Extracted records:
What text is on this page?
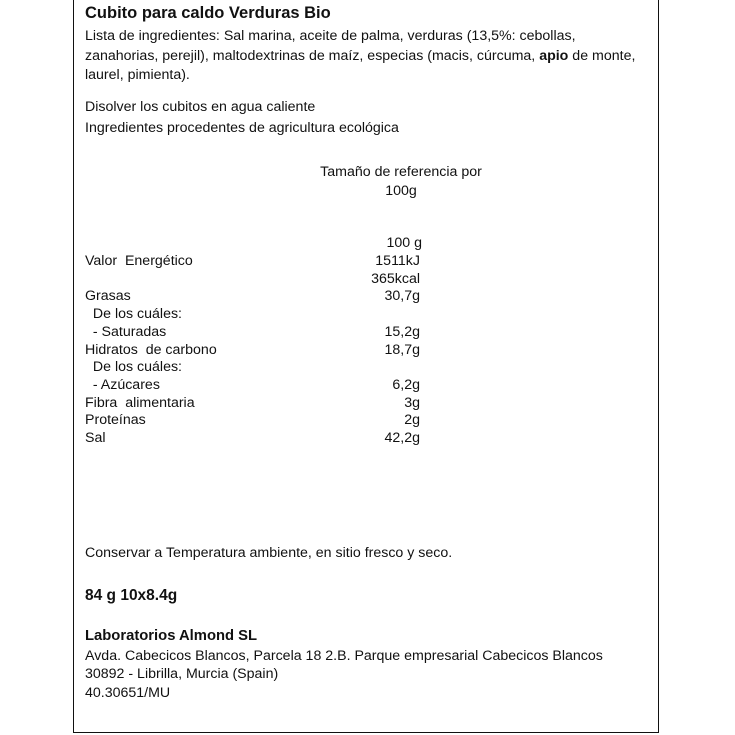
Cubito para caldo Verduras Bio
Lista de ingredientes: Sal marina, aceite de palma, verduras (13,5%: cebollas, zanahorias, perejil), maltodextrinas de maíz, especias (macis, cúrcuma, apio de monte, laurel, pimienta).
Disolver los cubitos en agua caliente
Ingredientes procedentes de agricultura ecológica
Tamaño de referencia por
100g
100 g
Valor  Energético	1511kJ
365kcal
Grasas	30,7g
De los cuáles:
- Saturadas	15,2g
Hidratos  de carbono	18,7g
De los cuáles:
- Azúcares	6,2g
Fibra  alimentaria	3g
Proteínas	2g
Sal	42,2g
Conservar a Temperatura ambiente, en sitio fresco y seco.
84 g 10x8.4g
Laboratorios Almond SL
Avda. Cabecicos Blancos, Parcela 18 2.B. Parque empresarial Cabecicos Blancos
30892 - Librilla, Murcia (Spain)
40.30651/MU
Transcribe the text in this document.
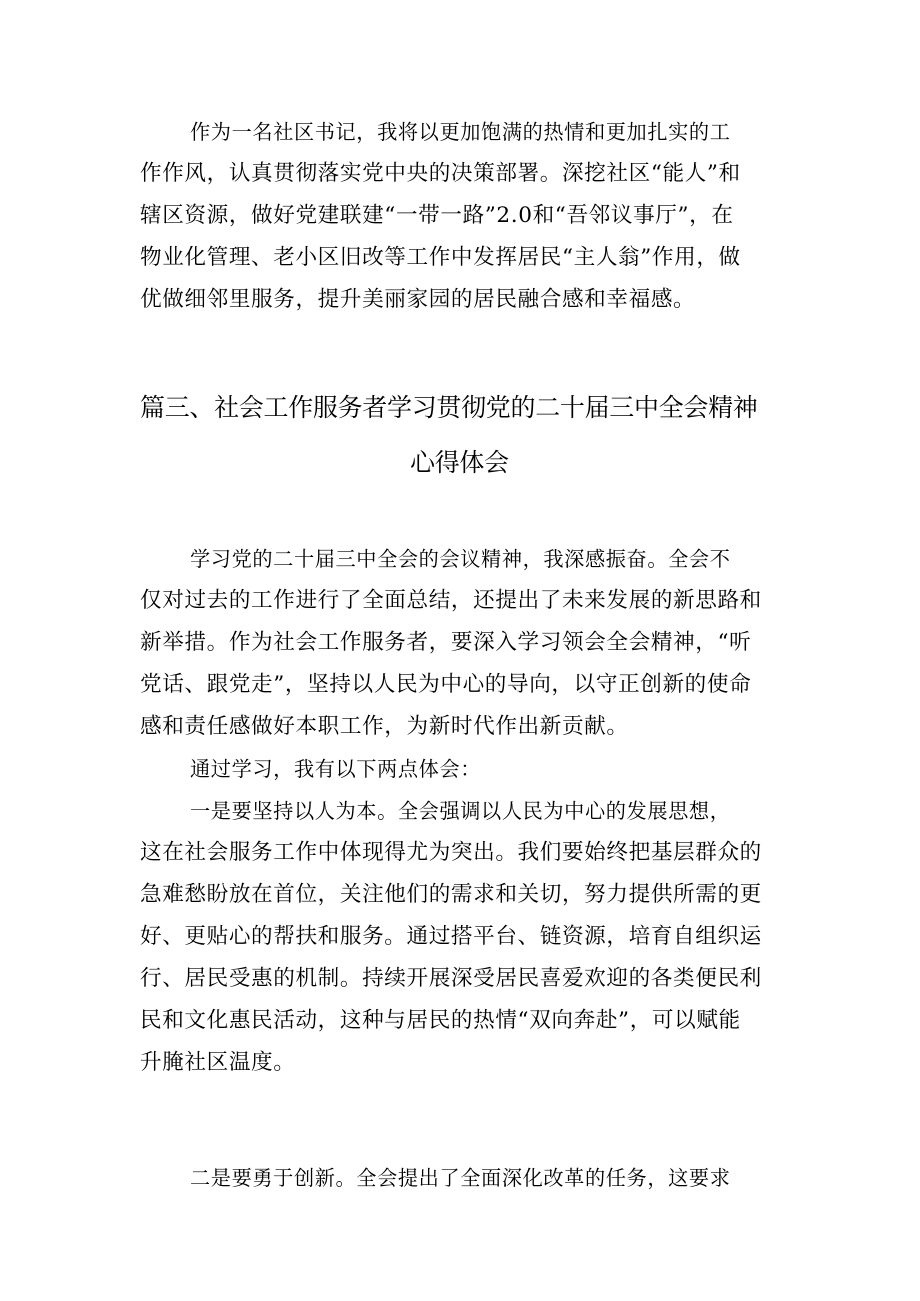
作为一名社区书记，我将以更加饱满的热情和更加扎实的工
作作风，认真贯彻落实党中央的决策部署。深挖社区“能人”和
辖区资源，做好党建联建“一带一路”2.0和“吾邻议事厅”，在
物业化管理、老小区旧改等工作中发挥居民“主人翁”作用，做
优做细邻里服务，提升美丽家园的居民融合感和幸福感。
篇三、社会工作服务者学习贯彻党的二十届三中全会精神
心得体会
学习党的二十届三中全会的会议精神，我深感振奋。全会不
仅对过去的工作进行了全面总结，还提出了未来发展的新思路和
新举措。作为社会工作服务者，要深入学习领会全会精神，“听
党话、跟党走”，坚持以人民为中心的导向，以守正创新的使命
感和责任感做好本职工作，为新时代作出新贡献。
通过学习，我有以下两点体会：
一是要坚持以人为本。全会强调以人民为中心的发展思想，
这在社会服务工作中体现得尤为突出。我们要始终把基层群众的
急难愁盼放在首位，关注他们的需求和关切，努力提供所需的更
好、更贴心的帮扶和服务。通过搭平台、链资源，培育自组织运
行、居民受惠的机制。持续开展深受居民喜爱欢迎的各类便民利
民和文化惠民活动，这种与居民的热情“双向奔赴”，可以赋能
升腌社区温度。
二是要勇于创新。全会提出了全面深化改革的任务，这要求
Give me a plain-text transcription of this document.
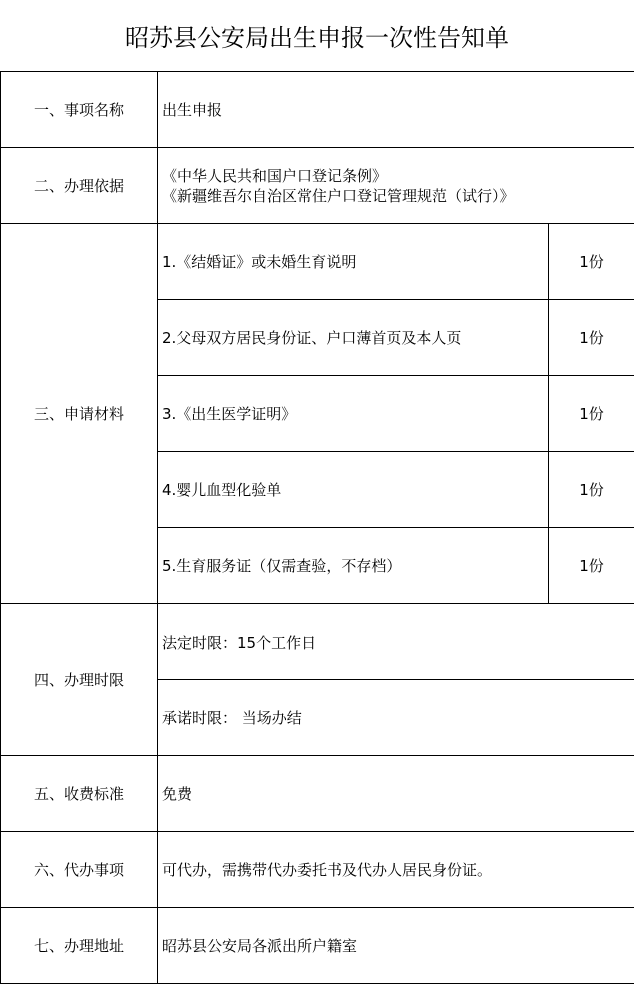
昭苏县公安局出生申报一次性告知单
一、事项名称	出生申报	
二、办理依据	《中华人民共和国户口登记条例》
《新疆维吾尔自治区常住户口登记管理规范（试行）》	

三、申请材料	1.《结婚证》或未婚生育说明	1份
	2.父母双方居民身份证、户口薄首页及本人页	1份
	3.《出生医学证明》	1份
	4.婴儿血型化验单	1份
	5.生育服务证（仅需查验，不存档）	1份
四、办理时限	法定时限：15个工作日	
	承诺时限： 当场办结	
五、收费标准	免费	
六、代办事项	可代办，需携带代办委托书及代办人居民身份证。	
七、办理地址	昭苏县公安局各派出所户籍室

Objective: Pull out each line holding the string "document".

Solution to the exercise:
Transcribe the text in this document.
Give me a plain-text transcription of this document.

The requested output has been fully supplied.